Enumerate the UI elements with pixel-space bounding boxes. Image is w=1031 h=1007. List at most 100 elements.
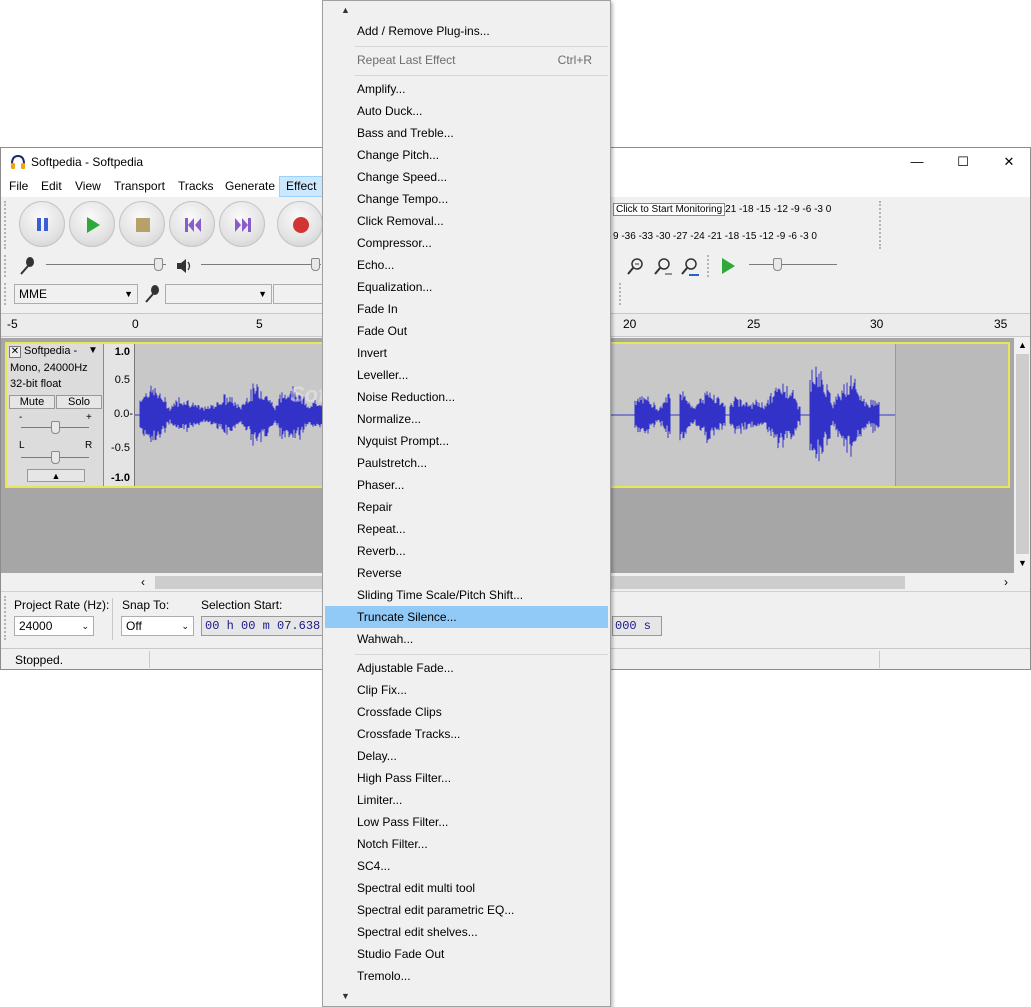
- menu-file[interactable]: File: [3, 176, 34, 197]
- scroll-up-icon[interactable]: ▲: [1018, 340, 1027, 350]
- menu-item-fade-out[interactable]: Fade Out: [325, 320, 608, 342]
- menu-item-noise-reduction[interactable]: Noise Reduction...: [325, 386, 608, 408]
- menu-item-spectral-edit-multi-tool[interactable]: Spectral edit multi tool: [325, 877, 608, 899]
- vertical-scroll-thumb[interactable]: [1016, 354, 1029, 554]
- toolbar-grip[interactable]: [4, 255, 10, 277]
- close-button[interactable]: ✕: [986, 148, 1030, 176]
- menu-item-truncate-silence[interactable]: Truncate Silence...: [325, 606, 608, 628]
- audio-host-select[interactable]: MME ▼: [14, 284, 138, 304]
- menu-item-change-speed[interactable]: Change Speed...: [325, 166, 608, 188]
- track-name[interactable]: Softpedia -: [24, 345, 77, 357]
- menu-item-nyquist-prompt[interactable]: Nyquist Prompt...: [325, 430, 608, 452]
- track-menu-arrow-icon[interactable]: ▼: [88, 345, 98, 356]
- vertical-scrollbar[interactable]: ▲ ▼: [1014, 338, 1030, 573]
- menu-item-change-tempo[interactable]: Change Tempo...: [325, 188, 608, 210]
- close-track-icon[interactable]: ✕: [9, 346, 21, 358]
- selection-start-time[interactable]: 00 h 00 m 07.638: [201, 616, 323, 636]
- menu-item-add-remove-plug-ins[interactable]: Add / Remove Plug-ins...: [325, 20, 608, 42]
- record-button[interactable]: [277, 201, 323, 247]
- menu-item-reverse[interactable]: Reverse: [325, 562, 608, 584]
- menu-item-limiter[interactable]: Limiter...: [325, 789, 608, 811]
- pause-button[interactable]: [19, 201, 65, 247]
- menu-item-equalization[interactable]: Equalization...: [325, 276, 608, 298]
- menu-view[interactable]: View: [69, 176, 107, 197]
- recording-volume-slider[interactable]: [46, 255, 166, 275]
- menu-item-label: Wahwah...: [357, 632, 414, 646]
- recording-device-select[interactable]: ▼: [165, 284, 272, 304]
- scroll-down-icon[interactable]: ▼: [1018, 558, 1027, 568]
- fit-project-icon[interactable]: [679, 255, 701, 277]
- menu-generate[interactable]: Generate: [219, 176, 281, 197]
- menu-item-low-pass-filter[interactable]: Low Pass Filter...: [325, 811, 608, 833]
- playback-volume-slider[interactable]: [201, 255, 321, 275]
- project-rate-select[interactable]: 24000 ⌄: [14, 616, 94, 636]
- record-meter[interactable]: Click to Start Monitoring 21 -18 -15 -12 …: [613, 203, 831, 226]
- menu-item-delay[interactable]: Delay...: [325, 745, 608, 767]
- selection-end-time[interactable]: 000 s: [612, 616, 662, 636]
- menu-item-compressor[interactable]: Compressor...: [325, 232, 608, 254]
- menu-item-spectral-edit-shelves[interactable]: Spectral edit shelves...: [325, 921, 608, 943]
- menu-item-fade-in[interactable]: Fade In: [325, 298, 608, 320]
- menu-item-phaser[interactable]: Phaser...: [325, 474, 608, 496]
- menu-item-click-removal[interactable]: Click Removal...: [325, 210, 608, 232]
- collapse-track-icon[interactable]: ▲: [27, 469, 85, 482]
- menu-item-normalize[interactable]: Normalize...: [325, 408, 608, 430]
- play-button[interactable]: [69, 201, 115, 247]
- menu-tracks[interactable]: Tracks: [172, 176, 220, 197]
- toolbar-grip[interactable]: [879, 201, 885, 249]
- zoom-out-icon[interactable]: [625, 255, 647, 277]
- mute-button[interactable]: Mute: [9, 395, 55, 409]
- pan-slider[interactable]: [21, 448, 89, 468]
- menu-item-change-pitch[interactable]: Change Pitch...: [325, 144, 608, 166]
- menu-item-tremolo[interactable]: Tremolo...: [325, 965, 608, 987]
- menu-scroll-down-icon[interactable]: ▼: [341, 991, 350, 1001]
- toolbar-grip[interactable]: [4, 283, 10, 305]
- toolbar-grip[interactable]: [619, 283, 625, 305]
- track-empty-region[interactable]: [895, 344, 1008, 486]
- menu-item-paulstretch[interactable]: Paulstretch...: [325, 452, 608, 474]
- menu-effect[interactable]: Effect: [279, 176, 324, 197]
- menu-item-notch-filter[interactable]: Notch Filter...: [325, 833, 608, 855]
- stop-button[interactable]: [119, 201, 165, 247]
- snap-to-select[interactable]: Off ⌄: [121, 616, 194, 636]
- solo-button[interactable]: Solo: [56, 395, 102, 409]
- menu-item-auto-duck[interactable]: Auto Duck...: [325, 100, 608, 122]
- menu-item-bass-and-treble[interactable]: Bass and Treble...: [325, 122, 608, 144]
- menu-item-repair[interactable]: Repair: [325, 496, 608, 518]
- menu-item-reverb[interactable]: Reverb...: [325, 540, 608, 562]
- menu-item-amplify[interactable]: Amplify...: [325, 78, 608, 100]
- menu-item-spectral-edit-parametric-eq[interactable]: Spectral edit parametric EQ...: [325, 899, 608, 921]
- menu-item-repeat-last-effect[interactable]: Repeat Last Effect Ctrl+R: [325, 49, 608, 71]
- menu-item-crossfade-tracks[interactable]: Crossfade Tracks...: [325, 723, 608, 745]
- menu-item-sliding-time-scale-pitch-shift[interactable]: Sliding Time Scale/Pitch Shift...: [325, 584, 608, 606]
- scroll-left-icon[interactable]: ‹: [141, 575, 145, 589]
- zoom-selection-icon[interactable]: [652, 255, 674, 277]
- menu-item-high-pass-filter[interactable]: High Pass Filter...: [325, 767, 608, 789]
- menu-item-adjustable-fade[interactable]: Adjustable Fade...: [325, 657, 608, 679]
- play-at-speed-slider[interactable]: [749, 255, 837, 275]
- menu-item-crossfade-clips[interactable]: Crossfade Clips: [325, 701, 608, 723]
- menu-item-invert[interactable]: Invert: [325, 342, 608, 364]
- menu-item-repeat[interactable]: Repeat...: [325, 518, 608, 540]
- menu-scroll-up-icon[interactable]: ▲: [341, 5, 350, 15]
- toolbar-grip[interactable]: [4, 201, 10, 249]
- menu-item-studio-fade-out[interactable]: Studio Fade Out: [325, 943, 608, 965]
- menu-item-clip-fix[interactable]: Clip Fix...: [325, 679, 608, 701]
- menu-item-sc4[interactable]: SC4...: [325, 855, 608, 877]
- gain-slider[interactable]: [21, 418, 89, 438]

## Your goal
Copy out every entry above line for line without changing anything, and leave out the pictures.

## Correct result
Enumerate the UI elements with pixel-space bounding boxes. Image is w=1031 h=1007. List at most 100 elements.
- menu-file[interactable]: File: [3, 176, 34, 197]
- scroll-up-icon[interactable]: ▲: [1018, 340, 1027, 350]
- menu-item-fade-out[interactable]: Fade Out: [325, 320, 608, 342]
- menu-item-noise-reduction[interactable]: Noise Reduction...: [325, 386, 608, 408]
- menu-item-spectral-edit-multi-tool[interactable]: Spectral edit multi tool: [325, 877, 608, 899]
- vertical-scroll-thumb[interactable]: [1016, 354, 1029, 554]
- toolbar-grip[interactable]: [4, 255, 10, 277]
- close-button[interactable]: ✕: [986, 148, 1030, 176]
- menu-item-truncate-silence[interactable]: Truncate Silence...: [325, 606, 608, 628]
- audio-host-select[interactable]: MME ▼: [14, 284, 138, 304]
- menu-item-change-speed[interactable]: Change Speed...: [325, 166, 608, 188]
- track-name[interactable]: Softpedia -: [24, 345, 77, 357]
- menu-item-nyquist-prompt[interactable]: Nyquist Prompt...: [325, 430, 608, 452]
- track-menu-arrow-icon[interactable]: ▼: [88, 345, 98, 356]
- vertical-scrollbar[interactable]: ▲ ▼: [1014, 338, 1030, 573]
- menu-item-change-tempo[interactable]: Change Tempo...: [325, 188, 608, 210]
- close-track-icon[interactable]: ✕: [9, 346, 21, 358]
- selection-start-time[interactable]: 00 h 00 m 07.638: [201, 616, 323, 636]
- menu-item-add-remove-plug-ins[interactable]: Add / Remove Plug-ins...: [325, 20, 608, 42]
- record-button[interactable]: [277, 201, 323, 247]
- menu-item-reverse[interactable]: Reverse: [325, 562, 608, 584]
- menu-item-limiter[interactable]: Limiter...: [325, 789, 608, 811]
- pause-button[interactable]: [19, 201, 65, 247]
- menu-item-equalization[interactable]: Equalization...: [325, 276, 608, 298]
- menu-view[interactable]: View: [69, 176, 107, 197]
- recording-volume-slider[interactable]: [46, 255, 166, 275]
- menu-item-label: Wahwah...: [357, 632, 414, 646]
- recording-device-select[interactable]: ▼: [165, 284, 272, 304]
- scroll-down-icon[interactable]: ▼: [1018, 558, 1027, 568]
- fit-project-icon[interactable]: [679, 255, 701, 277]
- menu-generate[interactable]: Generate: [219, 176, 281, 197]
- menu-item-low-pass-filter[interactable]: Low Pass Filter...: [325, 811, 608, 833]
- playback-volume-slider[interactable]: [201, 255, 321, 275]
- project-rate-select[interactable]: 24000 ⌄: [14, 616, 94, 636]
- record-meter[interactable]: Click to Start Monitoring 21 -18 -15 -12 …: [613, 203, 831, 226]
- menu-item-delay[interactable]: Delay...: [325, 745, 608, 767]
- selection-end-time[interactable]: 000 s: [612, 616, 662, 636]
- menu-item-compressor[interactable]: Compressor...: [325, 232, 608, 254]
- menu-item-spectral-edit-shelves[interactable]: Spectral edit shelves...: [325, 921, 608, 943]
- menu-item-fade-in[interactable]: Fade In: [325, 298, 608, 320]
- menu-item-phaser[interactable]: Phaser...: [325, 474, 608, 496]
- menu-item-click-removal[interactable]: Click Removal...: [325, 210, 608, 232]
- collapse-track-icon[interactable]: ▲: [27, 469, 85, 482]
- menu-item-normalize[interactable]: Normalize...: [325, 408, 608, 430]
- play-button[interactable]: [69, 201, 115, 247]
- menu-tracks[interactable]: Tracks: [172, 176, 220, 197]
- toolbar-grip[interactable]: [879, 201, 885, 249]
- zoom-out-icon[interactable]: [625, 255, 647, 277]
- mute-button[interactable]: Mute: [9, 395, 55, 409]
- pan-slider[interactable]: [21, 448, 89, 468]
- menu-item-change-pitch[interactable]: Change Pitch...: [325, 144, 608, 166]
- menu-item-tremolo[interactable]: Tremolo...: [325, 965, 608, 987]
- menu-scroll-down-icon[interactable]: ▼: [341, 991, 350, 1001]
- toolbar-grip[interactable]: [4, 283, 10, 305]
- toolbar-grip[interactable]: [619, 283, 625, 305]
- track-empty-region[interactable]: [895, 344, 1008, 486]
- menu-item-paulstretch[interactable]: Paulstretch...: [325, 452, 608, 474]
- menu-effect[interactable]: Effect: [279, 176, 324, 197]
- menu-item-notch-filter[interactable]: Notch Filter...: [325, 833, 608, 855]
- stop-button[interactable]: [119, 201, 165, 247]
- snap-to-select[interactable]: Off ⌄: [121, 616, 194, 636]
- solo-button[interactable]: Solo: [56, 395, 102, 409]
- menu-item-auto-duck[interactable]: Auto Duck...: [325, 100, 608, 122]
- menu-item-bass-and-treble[interactable]: Bass and Treble...: [325, 122, 608, 144]
- menu-item-repair[interactable]: Repair: [325, 496, 608, 518]
- menu-item-reverb[interactable]: Reverb...: [325, 540, 608, 562]
- menu-item-amplify[interactable]: Amplify...: [325, 78, 608, 100]
- menu-item-spectral-edit-parametric-eq[interactable]: Spectral edit parametric EQ...: [325, 899, 608, 921]
- menu-item-repeat-last-effect[interactable]: Repeat Last Effect Ctrl+R: [325, 49, 608, 71]
- menu-item-crossfade-tracks[interactable]: Crossfade Tracks...: [325, 723, 608, 745]
- menu-item-sliding-time-scale-pitch-shift[interactable]: Sliding Time Scale/Pitch Shift...: [325, 584, 608, 606]
- scroll-left-icon[interactable]: ‹: [141, 575, 145, 589]
- zoom-selection-icon[interactable]: [652, 255, 674, 277]
- menu-item-high-pass-filter[interactable]: High Pass Filter...: [325, 767, 608, 789]
- menu-item-adjustable-fade[interactable]: Adjustable Fade...: [325, 657, 608, 679]
- play-at-speed-slider[interactable]: [749, 255, 837, 275]
- menu-item-crossfade-clips[interactable]: Crossfade Clips: [325, 701, 608, 723]
- menu-item-invert[interactable]: Invert: [325, 342, 608, 364]
- menu-item-repeat[interactable]: Repeat...: [325, 518, 608, 540]
- menu-scroll-up-icon[interactable]: ▲: [341, 5, 350, 15]
- toolbar-grip[interactable]: [4, 201, 10, 249]
- menu-item-studio-fade-out[interactable]: Studio Fade Out: [325, 943, 608, 965]
- menu-item-clip-fix[interactable]: Clip Fix...: [325, 679, 608, 701]
- menu-item-sc4[interactable]: SC4...: [325, 855, 608, 877]
- gain-slider[interactable]: [21, 418, 89, 438]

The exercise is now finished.